**Written request**. Copy the listing below in full and skip every picture.

**Data supplied**.

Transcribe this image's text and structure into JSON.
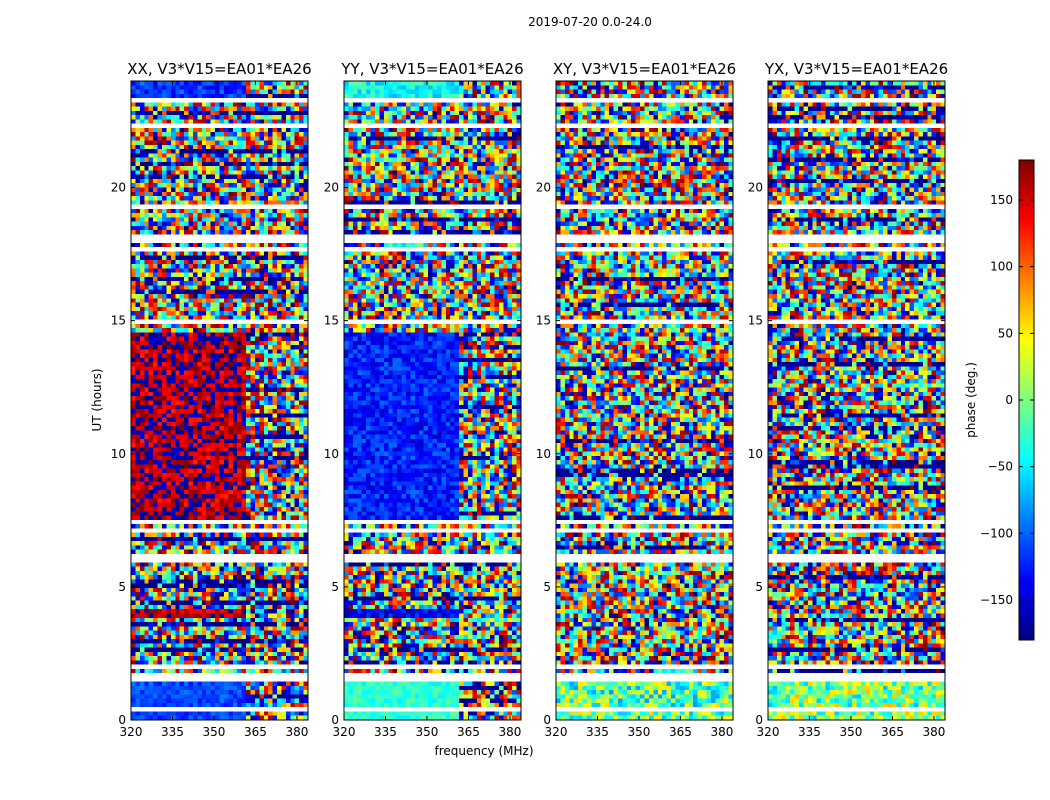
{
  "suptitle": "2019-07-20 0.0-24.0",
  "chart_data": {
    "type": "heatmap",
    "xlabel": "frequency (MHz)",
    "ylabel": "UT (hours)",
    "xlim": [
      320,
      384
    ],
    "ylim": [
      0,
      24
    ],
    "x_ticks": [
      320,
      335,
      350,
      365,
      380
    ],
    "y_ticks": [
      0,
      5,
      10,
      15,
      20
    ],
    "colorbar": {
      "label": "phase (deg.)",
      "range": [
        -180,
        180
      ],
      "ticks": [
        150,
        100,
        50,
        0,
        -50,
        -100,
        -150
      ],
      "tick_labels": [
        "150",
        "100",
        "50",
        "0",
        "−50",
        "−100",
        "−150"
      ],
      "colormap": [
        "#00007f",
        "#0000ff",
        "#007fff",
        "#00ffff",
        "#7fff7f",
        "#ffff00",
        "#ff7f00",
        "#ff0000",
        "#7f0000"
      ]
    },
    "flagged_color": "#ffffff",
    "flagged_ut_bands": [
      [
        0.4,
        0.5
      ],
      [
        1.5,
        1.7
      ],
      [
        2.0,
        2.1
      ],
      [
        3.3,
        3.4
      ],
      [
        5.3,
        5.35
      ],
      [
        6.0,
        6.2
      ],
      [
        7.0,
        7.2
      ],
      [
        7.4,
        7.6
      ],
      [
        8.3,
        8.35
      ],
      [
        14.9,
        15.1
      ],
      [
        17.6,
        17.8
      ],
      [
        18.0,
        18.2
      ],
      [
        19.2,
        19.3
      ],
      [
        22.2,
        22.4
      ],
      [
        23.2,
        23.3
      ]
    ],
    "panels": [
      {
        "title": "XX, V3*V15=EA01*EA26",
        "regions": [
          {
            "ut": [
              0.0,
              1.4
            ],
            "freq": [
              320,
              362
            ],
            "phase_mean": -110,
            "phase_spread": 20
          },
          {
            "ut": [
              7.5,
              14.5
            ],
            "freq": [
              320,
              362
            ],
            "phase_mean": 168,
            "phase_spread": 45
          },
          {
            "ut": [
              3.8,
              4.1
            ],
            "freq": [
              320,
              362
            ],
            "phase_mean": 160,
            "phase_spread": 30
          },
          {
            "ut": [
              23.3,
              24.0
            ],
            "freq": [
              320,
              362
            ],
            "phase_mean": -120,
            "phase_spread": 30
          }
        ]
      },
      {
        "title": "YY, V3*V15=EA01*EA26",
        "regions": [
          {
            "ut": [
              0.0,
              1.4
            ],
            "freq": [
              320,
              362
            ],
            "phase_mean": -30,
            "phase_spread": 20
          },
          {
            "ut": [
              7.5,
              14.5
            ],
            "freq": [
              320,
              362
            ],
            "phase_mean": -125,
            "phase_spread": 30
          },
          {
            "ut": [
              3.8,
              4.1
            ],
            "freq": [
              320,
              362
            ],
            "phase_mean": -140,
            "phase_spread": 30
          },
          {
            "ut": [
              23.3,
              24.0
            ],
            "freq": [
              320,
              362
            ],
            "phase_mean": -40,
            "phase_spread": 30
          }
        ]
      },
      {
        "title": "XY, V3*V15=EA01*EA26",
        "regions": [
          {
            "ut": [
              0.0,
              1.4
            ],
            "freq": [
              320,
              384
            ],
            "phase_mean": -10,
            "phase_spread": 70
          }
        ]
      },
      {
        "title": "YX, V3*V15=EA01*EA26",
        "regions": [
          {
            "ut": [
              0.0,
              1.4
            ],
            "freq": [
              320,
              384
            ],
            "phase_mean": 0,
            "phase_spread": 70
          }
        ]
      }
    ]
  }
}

**Response to the exercise**.
Transcribe this image's text and structure into JSON.
{
  "suptitle": "2019-07-20 0.0-24.0",
  "chart_data": {
    "type": "heatmap",
    "xlabel": "frequency (MHz)",
    "ylabel": "UT (hours)",
    "xlim": [
      320,
      384
    ],
    "ylim": [
      0,
      24
    ],
    "x_ticks": [
      320,
      335,
      350,
      365,
      380
    ],
    "y_ticks": [
      0,
      5,
      10,
      15,
      20
    ],
    "colorbar": {
      "label": "phase (deg.)",
      "range": [
        -180,
        180
      ],
      "ticks": [
        150,
        100,
        50,
        0,
        -50,
        -100,
        -150
      ],
      "tick_labels": [
        "150",
        "100",
        "50",
        "0",
        "−50",
        "−100",
        "−150"
      ],
      "colormap": [
        "#00007f",
        "#0000ff",
        "#007fff",
        "#00ffff",
        "#7fff7f",
        "#ffff00",
        "#ff7f00",
        "#ff0000",
        "#7f0000"
      ]
    },
    "flagged_color": "#ffffff",
    "flagged_ut_bands": [
      [
        0.4,
        0.5
      ],
      [
        1.5,
        1.7
      ],
      [
        2.0,
        2.1
      ],
      [
        3.3,
        3.4
      ],
      [
        5.3,
        5.35
      ],
      [
        6.0,
        6.2
      ],
      [
        7.0,
        7.2
      ],
      [
        7.4,
        7.6
      ],
      [
        8.3,
        8.35
      ],
      [
        14.9,
        15.1
      ],
      [
        17.6,
        17.8
      ],
      [
        18.0,
        18.2
      ],
      [
        19.2,
        19.3
      ],
      [
        22.2,
        22.4
      ],
      [
        23.2,
        23.3
      ]
    ],
    "panels": [
      {
        "title": "XX, V3*V15=EA01*EA26",
        "regions": [
          {
            "ut": [
              0.0,
              1.4
            ],
            "freq": [
              320,
              362
            ],
            "phase_mean": -110,
            "phase_spread": 20
          },
          {
            "ut": [
              7.5,
              14.5
            ],
            "freq": [
              320,
              362
            ],
            "phase_mean": 168,
            "phase_spread": 45
          },
          {
            "ut": [
              3.8,
              4.1
            ],
            "freq": [
              320,
              362
            ],
            "phase_mean": 160,
            "phase_spread": 30
          },
          {
            "ut": [
              23.3,
              24.0
            ],
            "freq": [
              320,
              362
            ],
            "phase_mean": -120,
            "phase_spread": 30
          }
        ]
      },
      {
        "title": "YY, V3*V15=EA01*EA26",
        "regions": [
          {
            "ut": [
              0.0,
              1.4
            ],
            "freq": [
              320,
              362
            ],
            "phase_mean": -30,
            "phase_spread": 20
          },
          {
            "ut": [
              7.5,
              14.5
            ],
            "freq": [
              320,
              362
            ],
            "phase_mean": -125,
            "phase_spread": 30
          },
          {
            "ut": [
              3.8,
              4.1
            ],
            "freq": [
              320,
              362
            ],
            "phase_mean": -140,
            "phase_spread": 30
          },
          {
            "ut": [
              23.3,
              24.0
            ],
            "freq": [
              320,
              362
            ],
            "phase_mean": -40,
            "phase_spread": 30
          }
        ]
      },
      {
        "title": "XY, V3*V15=EA01*EA26",
        "regions": [
          {
            "ut": [
              0.0,
              1.4
            ],
            "freq": [
              320,
              384
            ],
            "phase_mean": -10,
            "phase_spread": 70
          }
        ]
      },
      {
        "title": "YX, V3*V15=EA01*EA26",
        "regions": [
          {
            "ut": [
              0.0,
              1.4
            ],
            "freq": [
              320,
              384
            ],
            "phase_mean": 0,
            "phase_spread": 70
          }
        ]
      }
    ]
  }
}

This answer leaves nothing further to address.